___ Given records

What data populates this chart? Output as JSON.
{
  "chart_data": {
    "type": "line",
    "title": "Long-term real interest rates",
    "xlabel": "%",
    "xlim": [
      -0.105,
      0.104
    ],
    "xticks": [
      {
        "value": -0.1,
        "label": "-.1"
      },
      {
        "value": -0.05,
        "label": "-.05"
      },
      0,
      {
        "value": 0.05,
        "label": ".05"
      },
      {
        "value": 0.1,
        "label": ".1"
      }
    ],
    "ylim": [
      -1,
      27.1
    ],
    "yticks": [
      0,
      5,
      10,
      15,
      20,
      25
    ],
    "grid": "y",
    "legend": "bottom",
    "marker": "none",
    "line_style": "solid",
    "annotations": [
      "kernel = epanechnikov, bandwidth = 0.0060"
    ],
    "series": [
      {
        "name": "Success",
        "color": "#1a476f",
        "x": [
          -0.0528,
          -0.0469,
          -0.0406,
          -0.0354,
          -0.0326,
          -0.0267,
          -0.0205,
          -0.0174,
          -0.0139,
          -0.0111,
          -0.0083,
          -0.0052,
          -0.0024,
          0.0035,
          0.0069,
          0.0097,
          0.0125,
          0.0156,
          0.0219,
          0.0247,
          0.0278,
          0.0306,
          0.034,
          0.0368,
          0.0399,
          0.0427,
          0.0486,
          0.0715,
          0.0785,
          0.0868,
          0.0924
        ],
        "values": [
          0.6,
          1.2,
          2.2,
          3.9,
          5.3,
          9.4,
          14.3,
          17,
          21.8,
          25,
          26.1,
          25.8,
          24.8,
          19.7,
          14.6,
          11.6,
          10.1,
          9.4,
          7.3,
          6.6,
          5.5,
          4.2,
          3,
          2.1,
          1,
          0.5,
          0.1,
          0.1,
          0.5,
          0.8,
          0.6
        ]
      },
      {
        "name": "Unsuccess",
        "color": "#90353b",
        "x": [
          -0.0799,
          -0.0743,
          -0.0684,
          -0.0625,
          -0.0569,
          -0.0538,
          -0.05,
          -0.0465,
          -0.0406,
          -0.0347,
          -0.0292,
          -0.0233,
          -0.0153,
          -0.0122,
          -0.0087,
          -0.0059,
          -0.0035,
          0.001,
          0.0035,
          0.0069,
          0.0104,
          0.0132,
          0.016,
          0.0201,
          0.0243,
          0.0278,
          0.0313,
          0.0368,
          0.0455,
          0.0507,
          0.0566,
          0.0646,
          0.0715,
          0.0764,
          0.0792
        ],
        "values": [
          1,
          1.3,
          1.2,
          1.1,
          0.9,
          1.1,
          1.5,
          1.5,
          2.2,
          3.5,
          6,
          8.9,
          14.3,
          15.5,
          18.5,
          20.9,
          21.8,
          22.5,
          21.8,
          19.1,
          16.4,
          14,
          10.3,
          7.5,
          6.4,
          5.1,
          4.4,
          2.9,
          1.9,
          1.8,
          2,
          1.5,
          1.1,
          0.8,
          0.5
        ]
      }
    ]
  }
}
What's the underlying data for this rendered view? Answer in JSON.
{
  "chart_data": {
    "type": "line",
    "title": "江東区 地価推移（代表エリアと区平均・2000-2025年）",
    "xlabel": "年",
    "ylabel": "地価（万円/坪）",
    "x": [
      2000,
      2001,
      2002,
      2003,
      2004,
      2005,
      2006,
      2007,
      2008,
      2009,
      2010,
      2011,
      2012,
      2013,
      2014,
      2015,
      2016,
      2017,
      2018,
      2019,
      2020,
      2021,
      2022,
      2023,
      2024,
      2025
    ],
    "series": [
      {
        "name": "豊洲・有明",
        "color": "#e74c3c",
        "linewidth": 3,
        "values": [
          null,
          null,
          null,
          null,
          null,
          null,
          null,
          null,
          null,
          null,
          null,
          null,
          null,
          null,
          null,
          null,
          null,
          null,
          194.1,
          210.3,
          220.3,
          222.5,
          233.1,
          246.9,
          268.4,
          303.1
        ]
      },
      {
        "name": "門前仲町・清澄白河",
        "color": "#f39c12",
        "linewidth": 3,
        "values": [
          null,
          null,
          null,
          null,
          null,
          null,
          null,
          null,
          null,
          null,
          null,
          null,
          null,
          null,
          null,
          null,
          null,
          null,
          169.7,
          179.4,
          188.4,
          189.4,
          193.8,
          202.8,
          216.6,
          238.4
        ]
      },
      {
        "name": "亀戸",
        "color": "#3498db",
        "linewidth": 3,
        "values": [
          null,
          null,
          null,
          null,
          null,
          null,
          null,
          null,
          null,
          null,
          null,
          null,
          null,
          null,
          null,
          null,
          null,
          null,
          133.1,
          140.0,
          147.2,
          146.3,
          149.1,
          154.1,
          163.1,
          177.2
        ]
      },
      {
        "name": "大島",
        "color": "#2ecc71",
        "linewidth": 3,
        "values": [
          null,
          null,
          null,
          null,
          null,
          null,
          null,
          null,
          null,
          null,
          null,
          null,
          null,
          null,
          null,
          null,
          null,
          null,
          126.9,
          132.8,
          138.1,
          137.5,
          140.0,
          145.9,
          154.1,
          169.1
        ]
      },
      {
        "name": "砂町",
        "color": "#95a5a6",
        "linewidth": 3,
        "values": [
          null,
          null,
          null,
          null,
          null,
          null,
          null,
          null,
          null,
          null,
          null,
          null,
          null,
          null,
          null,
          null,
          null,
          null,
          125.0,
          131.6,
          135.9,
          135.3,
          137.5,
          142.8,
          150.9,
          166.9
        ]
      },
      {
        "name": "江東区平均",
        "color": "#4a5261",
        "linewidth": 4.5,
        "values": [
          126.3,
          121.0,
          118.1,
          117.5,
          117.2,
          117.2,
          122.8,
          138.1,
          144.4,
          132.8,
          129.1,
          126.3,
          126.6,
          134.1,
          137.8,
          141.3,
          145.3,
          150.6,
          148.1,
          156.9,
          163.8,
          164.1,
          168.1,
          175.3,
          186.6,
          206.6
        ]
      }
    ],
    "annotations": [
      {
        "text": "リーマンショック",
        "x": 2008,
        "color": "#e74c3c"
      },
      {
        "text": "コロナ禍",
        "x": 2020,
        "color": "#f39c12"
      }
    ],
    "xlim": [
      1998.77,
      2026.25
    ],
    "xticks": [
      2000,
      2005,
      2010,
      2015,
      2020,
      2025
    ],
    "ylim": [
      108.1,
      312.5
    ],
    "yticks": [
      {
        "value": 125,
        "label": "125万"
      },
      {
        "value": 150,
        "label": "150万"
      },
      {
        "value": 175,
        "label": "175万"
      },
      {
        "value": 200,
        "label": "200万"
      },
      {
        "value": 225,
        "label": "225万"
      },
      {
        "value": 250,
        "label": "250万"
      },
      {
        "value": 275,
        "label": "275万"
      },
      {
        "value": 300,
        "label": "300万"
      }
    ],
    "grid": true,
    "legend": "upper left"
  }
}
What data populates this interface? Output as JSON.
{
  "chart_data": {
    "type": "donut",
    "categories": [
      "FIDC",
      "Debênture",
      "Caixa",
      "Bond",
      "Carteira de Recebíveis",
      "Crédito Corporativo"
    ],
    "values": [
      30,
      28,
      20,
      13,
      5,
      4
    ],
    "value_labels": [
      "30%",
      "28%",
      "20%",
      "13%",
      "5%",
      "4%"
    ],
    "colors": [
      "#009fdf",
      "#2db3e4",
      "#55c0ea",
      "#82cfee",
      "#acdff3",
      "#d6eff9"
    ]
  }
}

______

Instruction: Each entry above is to be quoted exactly.

The solution:
What data populates this chart? Output as JSON.
{
  "chart_data": {
    "type": "line",
    "title": "Long-term real interest rates",
    "xlabel": "%",
    "xlim": [
      -0.105,
      0.104
    ],
    "xticks": [
      {
        "value": -0.1,
        "label": "-.1"
      },
      {
        "value": -0.05,
        "label": "-.05"
      },
      0,
      {
        "value": 0.05,
        "label": ".05"
      },
      {
        "value": 0.1,
        "label": ".1"
      }
    ],
    "ylim": [
      -1,
      27.1
    ],
    "yticks": [
      0,
      5,
      10,
      15,
      20,
      25
    ],
    "grid": "y",
    "legend": "bottom",
    "marker": "none",
    "line_style": "solid",
    "annotations": [
      "kernel = epanechnikov, bandwidth = 0.0060"
    ],
    "series": [
      {
        "name": "Success",
        "color": "#1a476f",
        "x": [
          -0.0528,
          -0.0469,
          -0.0406,
          -0.0354,
          -0.0326,
          -0.0267,
          -0.0205,
          -0.0174,
          -0.0139,
          -0.0111,
          -0.0083,
          -0.0052,
          -0.0024,
          0.0035,
          0.0069,
          0.0097,
          0.0125,
          0.0156,
          0.0219,
          0.0247,
          0.0278,
          0.0306,
          0.034,
          0.0368,
          0.0399,
          0.0427,
          0.0486,
          0.0715,
          0.0785,
          0.0868,
          0.0924
        ],
        "values": [
          0.6,
          1.2,
          2.2,
          3.9,
          5.3,
          9.4,
          14.3,
          17,
          21.8,
          25,
          26.1,
          25.8,
          24.8,
          19.7,
          14.6,
          11.6,
          10.1,
          9.4,
          7.3,
          6.6,
          5.5,
          4.2,
          3,
          2.1,
          1,
          0.5,
          0.1,
          0.1,
          0.5,
          0.8,
          0.6
        ]
      },
      {
        "name": "Unsuccess",
        "color": "#90353b",
        "x": [
          -0.0799,
          -0.0743,
          -0.0684,
          -0.0625,
          -0.0569,
          -0.0538,
          -0.05,
          -0.0465,
          -0.0406,
          -0.0347,
          -0.0292,
          -0.0233,
          -0.0153,
          -0.0122,
          -0.0087,
          -0.0059,
          -0.0035,
          0.001,
          0.0035,
          0.0069,
          0.0104,
          0.0132,
          0.016,
          0.0201,
          0.0243,
          0.0278,
          0.0313,
          0.0368,
          0.0455,
          0.0507,
          0.0566,
          0.0646,
          0.0715,
          0.0764,
          0.0792
        ],
        "values": [
          1,
          1.3,
          1.2,
          1.1,
          0.9,
          1.1,
          1.5,
          1.5,
          2.2,
          3.5,
          6,
          8.9,
          14.3,
          15.5,
          18.5,
          20.9,
          21.8,
          22.5,
          21.8,
          19.1,
          16.4,
          14,
          10.3,
          7.5,
          6.4,
          5.1,
          4.4,
          2.9,
          1.9,
          1.8,
          2,
          1.5,
          1.1,
          0.8,
          0.5
        ]
      }
    ]
  }
}
What's the underlying data for this rendered view? Answer in JSON.
{
  "chart_data": {
    "type": "line",
    "title": "江東区 地価推移（代表エリアと区平均・2000-2025年）",
    "xlabel": "年",
    "ylabel": "地価（万円/坪）",
    "x": [
      2000,
      2001,
      2002,
      2003,
      2004,
      2005,
      2006,
      2007,
      2008,
      2009,
      2010,
      2011,
      2012,
      2013,
      2014,
      2015,
      2016,
      2017,
      2018,
      2019,
      2020,
      2021,
      2022,
      2023,
      2024,
      2025
    ],
    "series": [
      {
        "name": "豊洲・有明",
        "color": "#e74c3c",
        "linewidth": 3,
        "values": [
          null,
          null,
          null,
          null,
          null,
          null,
          null,
          null,
          null,
          null,
          null,
          null,
          null,
          null,
          null,
          null,
          null,
          null,
          194.1,
          210.3,
          220.3,
          222.5,
          233.1,
          246.9,
          268.4,
          303.1
        ]
      },
      {
        "name": "門前仲町・清澄白河",
        "color": "#f39c12",
        "linewidth": 3,
        "values": [
          null,
          null,
          null,
          null,
          null,
          null,
          null,
          null,
          null,
          null,
          null,
          null,
          null,
          null,
          null,
          null,
          null,
          null,
          169.7,
          179.4,
          188.4,
          189.4,
          193.8,
          202.8,
          216.6,
          238.4
        ]
      },
      {
        "name": "亀戸",
        "color": "#3498db",
        "linewidth": 3,
        "values": [
          null,
          null,
          null,
          null,
          null,
          null,
          null,
          null,
          null,
          null,
          null,
          null,
          null,
          null,
          null,
          null,
          null,
          null,
          133.1,
          140.0,
          147.2,
          146.3,
          149.1,
          154.1,
          163.1,
          177.2
        ]
      },
      {
        "name": "大島",
        "color": "#2ecc71",
        "linewidth": 3,
        "values": [
          null,
          null,
          null,
          null,
          null,
          null,
          null,
          null,
          null,
          null,
          null,
          null,
          null,
          null,
          null,
          null,
          null,
          null,
          126.9,
          132.8,
          138.1,
          137.5,
          140.0,
          145.9,
          154.1,
          169.1
        ]
      },
      {
        "name": "砂町",
        "color": "#95a5a6",
        "linewidth": 3,
        "values": [
          null,
          null,
          null,
          null,
          null,
          null,
          null,
          null,
          null,
          null,
          null,
          null,
          null,
          null,
          null,
          null,
          null,
          null,
          125.0,
          131.6,
          135.9,
          135.3,
          137.5,
          142.8,
          150.9,
          166.9
        ]
      },
      {
        "name": "江東区平均",
        "color": "#4a5261",
        "linewidth": 4.5,
        "values": [
          126.3,
          121.0,
          118.1,
          117.5,
          117.2,
          117.2,
          122.8,
          138.1,
          144.4,
          132.8,
          129.1,
          126.3,
          126.6,
          134.1,
          137.8,
          141.3,
          145.3,
          150.6,
          148.1,
          156.9,
          163.8,
          164.1,
          168.1,
          175.3,
          186.6,
          206.6
        ]
      }
    ],
    "annotations": [
      {
        "text": "リーマンショック",
        "x": 2008,
        "color": "#e74c3c"
      },
      {
        "text": "コロナ禍",
        "x": 2020,
        "color": "#f39c12"
      }
    ],
    "xlim": [
      1998.77,
      2026.25
    ],
    "xticks": [
      2000,
      2005,
      2010,
      2015,
      2020,
      2025
    ],
    "ylim": [
      108.1,
      312.5
    ],
    "yticks": [
      {
        "value": 125,
        "label": "125万"
      },
      {
        "value": 150,
        "label": "150万"
      },
      {
        "value": 175,
        "label": "175万"
      },
      {
        "value": 200,
        "label": "200万"
      },
      {
        "value": 225,
        "label": "225万"
      },
      {
        "value": 250,
        "label": "250万"
      },
      {
        "value": 275,
        "label": "275万"
      },
      {
        "value": 300,
        "label": "300万"
      }
    ],
    "grid": true,
    "legend": "upper left"
  }
}
What data populates this interface? Output as JSON.
{
  "chart_data": {
    "type": "donut",
    "categories": [
      "FIDC",
      "Debênture",
      "Caixa",
      "Bond",
      "Carteira de Recebíveis",
      "Crédito Corporativo"
    ],
    "values": [
      30,
      28,
      20,
      13,
      5,
      4
    ],
    "value_labels": [
      "30%",
      "28%",
      "20%",
      "13%",
      "5%",
      "4%"
    ],
    "colors": [
      "#009fdf",
      "#2db3e4",
      "#55c0ea",
      "#82cfee",
      "#acdff3",
      "#d6eff9"
    ]
  }
}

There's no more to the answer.